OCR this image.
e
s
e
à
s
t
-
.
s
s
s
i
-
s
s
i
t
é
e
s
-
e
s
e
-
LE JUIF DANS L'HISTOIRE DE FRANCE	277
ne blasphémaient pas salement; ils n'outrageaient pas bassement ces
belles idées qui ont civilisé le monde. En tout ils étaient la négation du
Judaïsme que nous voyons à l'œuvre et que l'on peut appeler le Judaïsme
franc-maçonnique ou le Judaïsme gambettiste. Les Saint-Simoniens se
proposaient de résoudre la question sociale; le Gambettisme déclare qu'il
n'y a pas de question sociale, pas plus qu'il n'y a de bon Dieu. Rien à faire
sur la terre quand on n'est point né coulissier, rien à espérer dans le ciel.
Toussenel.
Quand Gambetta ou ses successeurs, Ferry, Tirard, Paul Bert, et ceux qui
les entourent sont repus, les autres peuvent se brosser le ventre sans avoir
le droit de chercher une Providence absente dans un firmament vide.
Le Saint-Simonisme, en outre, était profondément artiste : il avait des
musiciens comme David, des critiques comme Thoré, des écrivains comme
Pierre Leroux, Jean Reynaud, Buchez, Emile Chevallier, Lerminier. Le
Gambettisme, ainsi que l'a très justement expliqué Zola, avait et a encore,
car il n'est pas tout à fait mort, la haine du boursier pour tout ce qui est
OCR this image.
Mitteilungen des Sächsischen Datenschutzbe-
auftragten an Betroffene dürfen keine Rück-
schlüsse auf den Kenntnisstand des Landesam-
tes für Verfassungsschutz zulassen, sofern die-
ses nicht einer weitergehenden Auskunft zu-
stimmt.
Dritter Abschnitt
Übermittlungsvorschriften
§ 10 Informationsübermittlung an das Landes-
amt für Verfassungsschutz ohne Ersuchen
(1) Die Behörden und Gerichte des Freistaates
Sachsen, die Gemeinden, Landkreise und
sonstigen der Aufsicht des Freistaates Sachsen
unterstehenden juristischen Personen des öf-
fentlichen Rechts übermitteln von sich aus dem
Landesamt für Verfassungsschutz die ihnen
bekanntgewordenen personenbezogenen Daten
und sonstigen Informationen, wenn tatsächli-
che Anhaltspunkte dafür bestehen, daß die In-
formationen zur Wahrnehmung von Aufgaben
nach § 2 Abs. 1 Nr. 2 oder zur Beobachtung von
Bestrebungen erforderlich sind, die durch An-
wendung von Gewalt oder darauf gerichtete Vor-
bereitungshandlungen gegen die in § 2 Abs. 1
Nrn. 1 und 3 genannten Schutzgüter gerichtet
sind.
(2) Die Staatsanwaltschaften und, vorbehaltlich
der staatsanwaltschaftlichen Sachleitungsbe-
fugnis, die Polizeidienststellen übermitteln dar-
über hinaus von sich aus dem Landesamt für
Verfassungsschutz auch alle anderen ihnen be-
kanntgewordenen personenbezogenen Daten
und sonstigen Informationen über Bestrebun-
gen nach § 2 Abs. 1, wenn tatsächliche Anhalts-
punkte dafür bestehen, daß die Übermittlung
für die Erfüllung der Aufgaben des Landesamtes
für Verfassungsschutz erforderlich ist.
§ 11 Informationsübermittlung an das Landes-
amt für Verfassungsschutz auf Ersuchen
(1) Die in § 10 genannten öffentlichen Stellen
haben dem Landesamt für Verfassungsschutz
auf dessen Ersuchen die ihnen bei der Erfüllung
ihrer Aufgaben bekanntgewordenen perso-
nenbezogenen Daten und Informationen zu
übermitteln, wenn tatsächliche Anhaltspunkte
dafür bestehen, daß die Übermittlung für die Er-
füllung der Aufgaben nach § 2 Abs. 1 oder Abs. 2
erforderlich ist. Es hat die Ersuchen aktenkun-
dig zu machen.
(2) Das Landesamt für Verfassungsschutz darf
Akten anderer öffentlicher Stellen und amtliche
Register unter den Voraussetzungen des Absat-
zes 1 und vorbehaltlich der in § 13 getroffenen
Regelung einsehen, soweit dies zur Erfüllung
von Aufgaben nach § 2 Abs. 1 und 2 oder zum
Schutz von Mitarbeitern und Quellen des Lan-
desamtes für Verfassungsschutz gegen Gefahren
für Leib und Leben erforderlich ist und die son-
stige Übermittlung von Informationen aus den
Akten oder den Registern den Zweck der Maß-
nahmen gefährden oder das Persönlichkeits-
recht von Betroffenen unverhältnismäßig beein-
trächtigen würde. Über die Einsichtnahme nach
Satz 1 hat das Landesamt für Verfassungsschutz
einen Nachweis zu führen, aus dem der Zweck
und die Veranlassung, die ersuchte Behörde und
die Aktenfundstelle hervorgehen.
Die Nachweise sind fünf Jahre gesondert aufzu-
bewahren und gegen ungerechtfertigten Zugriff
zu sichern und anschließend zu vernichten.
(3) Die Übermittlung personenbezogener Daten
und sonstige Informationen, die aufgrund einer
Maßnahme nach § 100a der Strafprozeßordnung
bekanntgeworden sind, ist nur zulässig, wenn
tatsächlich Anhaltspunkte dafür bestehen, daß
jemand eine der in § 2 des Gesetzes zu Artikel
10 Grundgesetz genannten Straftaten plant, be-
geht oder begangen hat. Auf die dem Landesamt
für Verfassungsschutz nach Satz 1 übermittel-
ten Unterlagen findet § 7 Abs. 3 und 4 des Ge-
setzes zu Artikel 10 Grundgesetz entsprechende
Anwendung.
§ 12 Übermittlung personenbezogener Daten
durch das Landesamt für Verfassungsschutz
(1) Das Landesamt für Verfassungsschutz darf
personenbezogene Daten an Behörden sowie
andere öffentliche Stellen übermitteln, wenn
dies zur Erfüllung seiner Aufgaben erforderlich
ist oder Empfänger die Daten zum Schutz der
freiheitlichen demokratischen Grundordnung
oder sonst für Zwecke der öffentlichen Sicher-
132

**What you have to do:**
All entries shown above should be printed again exactly.

**Solution to this task:**
OCR this image.
e
s
e
à
s
t
-
.
s
s
s
i
-
s
s
i
t
é
e
s
-
e
s
e
-
LE JUIF DANS L'HISTOIRE DE FRANCE	277
ne blasphémaient pas salement; ils n'outrageaient pas bassement ces
belles idées qui ont civilisé le monde. En tout ils étaient la négation du
Judaïsme que nous voyons à l'œuvre et que l'on peut appeler le Judaïsme
franc-maçonnique ou le Judaïsme gambettiste. Les Saint-Simoniens se
proposaient de résoudre la question sociale; le Gambettisme déclare qu'il
n'y a pas de question sociale, pas plus qu'il n'y a de bon Dieu. Rien à faire
sur la terre quand on n'est point né coulissier, rien à espérer dans le ciel.
Toussenel.
Quand Gambetta ou ses successeurs, Ferry, Tirard, Paul Bert, et ceux qui
les entourent sont repus, les autres peuvent se brosser le ventre sans avoir
le droit de chercher une Providence absente dans un firmament vide.
Le Saint-Simonisme, en outre, était profondément artiste : il avait des
musiciens comme David, des critiques comme Thoré, des écrivains comme
Pierre Leroux, Jean Reynaud, Buchez, Emile Chevallier, Lerminier. Le
Gambettisme, ainsi que l'a très justement expliqué Zola, avait et a encore,
car il n'est pas tout à fait mort, la haine du boursier pour tout ce qui est
OCR this image.
Mitteilungen des Sächsischen Datenschutzbe-
auftragten an Betroffene dürfen keine Rück-
schlüsse auf den Kenntnisstand des Landesam-
tes für Verfassungsschutz zulassen, sofern die-
ses nicht einer weitergehenden Auskunft zu-
stimmt.
Dritter Abschnitt
Übermittlungsvorschriften
§ 10 Informationsübermittlung an das Landes-
amt für Verfassungsschutz ohne Ersuchen
(1) Die Behörden und Gerichte des Freistaates
Sachsen, die Gemeinden, Landkreise und
sonstigen der Aufsicht des Freistaates Sachsen
unterstehenden juristischen Personen des öf-
fentlichen Rechts übermitteln von sich aus dem
Landesamt für Verfassungsschutz die ihnen
bekanntgewordenen personenbezogenen Daten
und sonstigen Informationen, wenn tatsächli-
che Anhaltspunkte dafür bestehen, daß die In-
formationen zur Wahrnehmung von Aufgaben
nach § 2 Abs. 1 Nr. 2 oder zur Beobachtung von
Bestrebungen erforderlich sind, die durch An-
wendung von Gewalt oder darauf gerichtete Vor-
bereitungshandlungen gegen die in § 2 Abs. 1
Nrn. 1 und 3 genannten Schutzgüter gerichtet
sind.
(2) Die Staatsanwaltschaften und, vorbehaltlich
der staatsanwaltschaftlichen Sachleitungsbe-
fugnis, die Polizeidienststellen übermitteln dar-
über hinaus von sich aus dem Landesamt für
Verfassungsschutz auch alle anderen ihnen be-
kanntgewordenen personenbezogenen Daten
und sonstigen Informationen über Bestrebun-
gen nach § 2 Abs. 1, wenn tatsächliche Anhalts-
punkte dafür bestehen, daß die Übermittlung
für die Erfüllung der Aufgaben des Landesamtes
für Verfassungsschutz erforderlich ist.
§ 11 Informationsübermittlung an das Landes-
amt für Verfassungsschutz auf Ersuchen
(1) Die in § 10 genannten öffentlichen Stellen
haben dem Landesamt für Verfassungsschutz
auf dessen Ersuchen die ihnen bei der Erfüllung
ihrer Aufgaben bekanntgewordenen perso-
nenbezogenen Daten und Informationen zu
übermitteln, wenn tatsächliche Anhaltspunkte
dafür bestehen, daß die Übermittlung für die Er-
füllung der Aufgaben nach § 2 Abs. 1 oder Abs. 2
erforderlich ist. Es hat die Ersuchen aktenkun-
dig zu machen.
(2) Das Landesamt für Verfassungsschutz darf
Akten anderer öffentlicher Stellen und amtliche
Register unter den Voraussetzungen des Absat-
zes 1 und vorbehaltlich der in § 13 getroffenen
Regelung einsehen, soweit dies zur Erfüllung
von Aufgaben nach § 2 Abs. 1 und 2 oder zum
Schutz von Mitarbeitern und Quellen des Lan-
desamtes für Verfassungsschutz gegen Gefahren
für Leib und Leben erforderlich ist und die son-
stige Übermittlung von Informationen aus den
Akten oder den Registern den Zweck der Maß-
nahmen gefährden oder das Persönlichkeits-
recht von Betroffenen unverhältnismäßig beein-
trächtigen würde. Über die Einsichtnahme nach
Satz 1 hat das Landesamt für Verfassungsschutz
einen Nachweis zu führen, aus dem der Zweck
und die Veranlassung, die ersuchte Behörde und
die Aktenfundstelle hervorgehen.
Die Nachweise sind fünf Jahre gesondert aufzu-
bewahren und gegen ungerechtfertigten Zugriff
zu sichern und anschließend zu vernichten.
(3) Die Übermittlung personenbezogener Daten
und sonstige Informationen, die aufgrund einer
Maßnahme nach § 100a der Strafprozeßordnung
bekanntgeworden sind, ist nur zulässig, wenn
tatsächlich Anhaltspunkte dafür bestehen, daß
jemand eine der in § 2 des Gesetzes zu Artikel
10 Grundgesetz genannten Straftaten plant, be-
geht oder begangen hat. Auf die dem Landesamt
für Verfassungsschutz nach Satz 1 übermittel-
ten Unterlagen findet § 7 Abs. 3 und 4 des Ge-
setzes zu Artikel 10 Grundgesetz entsprechende
Anwendung.
§ 12 Übermittlung personenbezogener Daten
durch das Landesamt für Verfassungsschutz
(1) Das Landesamt für Verfassungsschutz darf
personenbezogene Daten an Behörden sowie
andere öffentliche Stellen übermitteln, wenn
dies zur Erfüllung seiner Aufgaben erforderlich
ist oder Empfänger die Daten zum Schutz der
freiheitlichen demokratischen Grundordnung
oder sonst für Zwecke der öffentlichen Sicher-
132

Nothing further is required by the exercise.